* [DIRECTIVE]:
Reproduce all lines of the listing below in which the word "نابــل" occurs.

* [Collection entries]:

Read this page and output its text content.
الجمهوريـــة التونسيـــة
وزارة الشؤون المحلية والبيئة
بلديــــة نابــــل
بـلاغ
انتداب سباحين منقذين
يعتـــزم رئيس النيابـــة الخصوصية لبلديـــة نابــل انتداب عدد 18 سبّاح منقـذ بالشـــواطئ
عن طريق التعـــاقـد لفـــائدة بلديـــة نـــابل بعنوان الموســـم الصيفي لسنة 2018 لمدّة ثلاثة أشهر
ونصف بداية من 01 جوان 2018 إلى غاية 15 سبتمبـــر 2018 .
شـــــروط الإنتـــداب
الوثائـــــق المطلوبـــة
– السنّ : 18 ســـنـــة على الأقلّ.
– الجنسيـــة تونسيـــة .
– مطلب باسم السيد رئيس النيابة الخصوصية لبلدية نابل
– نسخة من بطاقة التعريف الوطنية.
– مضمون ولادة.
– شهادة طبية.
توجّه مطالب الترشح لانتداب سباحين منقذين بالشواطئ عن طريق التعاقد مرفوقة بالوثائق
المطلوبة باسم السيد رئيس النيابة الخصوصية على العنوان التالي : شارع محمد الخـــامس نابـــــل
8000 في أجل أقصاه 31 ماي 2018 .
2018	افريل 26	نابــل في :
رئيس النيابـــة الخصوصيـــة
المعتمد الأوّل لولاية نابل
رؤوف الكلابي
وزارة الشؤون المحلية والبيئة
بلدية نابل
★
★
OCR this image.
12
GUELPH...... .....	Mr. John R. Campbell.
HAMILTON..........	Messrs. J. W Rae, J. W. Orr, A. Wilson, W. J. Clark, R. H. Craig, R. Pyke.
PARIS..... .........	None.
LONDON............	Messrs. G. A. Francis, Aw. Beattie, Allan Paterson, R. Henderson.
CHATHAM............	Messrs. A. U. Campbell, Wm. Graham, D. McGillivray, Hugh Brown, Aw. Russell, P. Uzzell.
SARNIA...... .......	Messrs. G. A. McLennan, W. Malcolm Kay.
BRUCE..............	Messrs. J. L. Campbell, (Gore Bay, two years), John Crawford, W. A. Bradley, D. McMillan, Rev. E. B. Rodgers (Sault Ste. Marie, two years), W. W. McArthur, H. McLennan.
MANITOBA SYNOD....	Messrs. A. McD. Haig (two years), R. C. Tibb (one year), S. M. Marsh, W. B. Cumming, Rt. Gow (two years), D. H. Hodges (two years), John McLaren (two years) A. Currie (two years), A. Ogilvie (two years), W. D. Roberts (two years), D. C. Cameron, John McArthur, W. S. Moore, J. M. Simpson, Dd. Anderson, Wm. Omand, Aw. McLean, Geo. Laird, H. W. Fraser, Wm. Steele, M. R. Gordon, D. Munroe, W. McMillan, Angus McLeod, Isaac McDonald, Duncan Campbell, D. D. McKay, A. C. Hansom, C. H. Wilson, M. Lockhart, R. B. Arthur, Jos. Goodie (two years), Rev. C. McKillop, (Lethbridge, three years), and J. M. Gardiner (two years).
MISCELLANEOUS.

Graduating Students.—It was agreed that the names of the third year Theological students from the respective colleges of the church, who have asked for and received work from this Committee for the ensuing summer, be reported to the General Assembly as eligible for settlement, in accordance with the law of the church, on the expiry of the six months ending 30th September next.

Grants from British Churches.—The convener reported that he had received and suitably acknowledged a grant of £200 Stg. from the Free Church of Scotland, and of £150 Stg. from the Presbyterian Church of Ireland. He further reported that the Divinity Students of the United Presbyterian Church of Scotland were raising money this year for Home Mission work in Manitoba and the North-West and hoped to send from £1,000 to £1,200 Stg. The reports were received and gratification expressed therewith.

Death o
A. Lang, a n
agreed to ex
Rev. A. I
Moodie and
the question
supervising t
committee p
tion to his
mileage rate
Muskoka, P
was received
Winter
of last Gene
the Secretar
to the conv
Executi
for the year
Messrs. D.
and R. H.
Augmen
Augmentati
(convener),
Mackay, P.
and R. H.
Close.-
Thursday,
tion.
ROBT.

* [TASK RESULT]:
يعتـــزم رئيس النيابـــة الخصوصية لبلديـــة نابــل انتداب عدد 18 سبّاح منقـذ بالشـــواطئ
2018	افريل 26	نابــل في :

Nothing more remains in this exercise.